◆ Task
Can you reproduce the data beneath, keeping every line exact?

(Dataset excerpt)
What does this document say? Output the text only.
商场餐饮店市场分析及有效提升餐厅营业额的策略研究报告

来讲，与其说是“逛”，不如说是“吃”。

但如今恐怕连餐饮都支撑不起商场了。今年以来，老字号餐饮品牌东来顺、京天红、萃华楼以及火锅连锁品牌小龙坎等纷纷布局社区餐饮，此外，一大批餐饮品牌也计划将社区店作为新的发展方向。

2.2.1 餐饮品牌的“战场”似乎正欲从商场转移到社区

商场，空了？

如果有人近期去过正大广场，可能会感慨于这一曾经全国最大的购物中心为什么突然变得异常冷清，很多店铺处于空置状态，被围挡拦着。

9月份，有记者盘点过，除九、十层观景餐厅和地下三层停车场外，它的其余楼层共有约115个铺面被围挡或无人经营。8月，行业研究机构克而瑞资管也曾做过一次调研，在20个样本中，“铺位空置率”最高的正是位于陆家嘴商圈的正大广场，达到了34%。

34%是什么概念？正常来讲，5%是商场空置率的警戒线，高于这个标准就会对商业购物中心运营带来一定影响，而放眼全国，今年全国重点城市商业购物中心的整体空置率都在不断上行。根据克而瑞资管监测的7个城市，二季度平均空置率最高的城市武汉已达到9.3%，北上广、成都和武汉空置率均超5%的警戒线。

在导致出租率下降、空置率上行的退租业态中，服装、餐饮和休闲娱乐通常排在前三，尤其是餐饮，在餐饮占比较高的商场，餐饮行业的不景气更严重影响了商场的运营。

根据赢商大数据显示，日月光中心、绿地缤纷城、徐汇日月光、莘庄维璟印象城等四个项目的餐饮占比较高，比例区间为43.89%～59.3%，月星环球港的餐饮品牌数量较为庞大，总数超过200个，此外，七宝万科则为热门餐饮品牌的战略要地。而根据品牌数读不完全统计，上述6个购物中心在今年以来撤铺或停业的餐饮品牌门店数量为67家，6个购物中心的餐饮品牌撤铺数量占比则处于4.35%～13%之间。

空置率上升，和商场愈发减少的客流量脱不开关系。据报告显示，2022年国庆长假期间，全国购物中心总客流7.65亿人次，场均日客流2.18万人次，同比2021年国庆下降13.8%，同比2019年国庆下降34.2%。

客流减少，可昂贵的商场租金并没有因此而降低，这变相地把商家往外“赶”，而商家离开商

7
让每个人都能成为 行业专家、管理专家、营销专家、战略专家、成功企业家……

◆ Response below
What does this document say? Output the text only.
商场餐饮店市场分析及有效提升餐厅营业额的策略研究报告

来讲，与其说是“逛”，不如说是“吃”。

但如今恐怕连餐饮都支撑不起商场了。今年以来，老字号餐饮品牌东来顺、京天红、萃华楼以及火锅连锁品牌小龙坎等纷纷布局社区餐饮，此外，一大批餐饮品牌也计划将社区店作为新的发展方向。

2.2.1 餐饮品牌的“战场”似乎正欲从商场转移到社区

商场，空了？

如果有人近期去过正大广场，可能会感慨于这一曾经全国最大的购物中心为什么突然变得异常冷清，很多店铺处于空置状态，被围挡拦着。

9月份，有记者盘点过，除九、十层观景餐厅和地下三层停车场外，它的其余楼层共有约115个铺面被围挡或无人经营。8月，行业研究机构克而瑞资管也曾做过一次调研，在20个样本中，“铺位空置率”最高的正是位于陆家嘴商圈的正大广场，达到了34%。

34%是什么概念？正常来讲，5%是商场空置率的警戒线，高于这个标准就会对商业购物中心运营带来一定影响，而放眼全国，今年全国重点城市商业购物中心的整体空置率都在不断上行。根据克而瑞资管监测的7个城市，二季度平均空置率最高的城市武汉已达到9.3%，北上广、成都和武汉空置率均超5%的警戒线。

在导致出租率下降、空置率上行的退租业态中，服装、餐饮和休闲娱乐通常排在前三，尤其是餐饮，在餐饮占比较高的商场，餐饮行业的不景气更严重影响了商场的运营。

根据赢商大数据显示，日月光中心、绿地缤纷城、徐汇日月光、莘庄维璟印象城等四个项目的餐饮占比较高，比例区间为43.89%～59.3%，月星环球港的餐饮品牌数量较为庞大，总数超过200个，此外，七宝万科则为热门餐饮品牌的战略要地。而根据品牌数读不完全统计，上述6个购物中心在今年以来撤铺或停业的餐饮品牌门店数量为67家，6个购物中心的餐饮品牌撤铺数量占比则处于4.35%～13%之间。

空置率上升，和商场愈发减少的客流量脱不开关系。据报告显示，2022年国庆长假期间，全国购物中心总客流7.65亿人次，场均日客流2.18万人次，同比2021年国庆下降13.8%，同比2019年国庆下降34.2%。

客流减少，可昂贵的商场租金并没有因此而降低，这变相地把商家往外“赶”，而商家离开商

7
让每个人都能成为 行业专家、管理专家、营销专家、战略专家、成功企业家……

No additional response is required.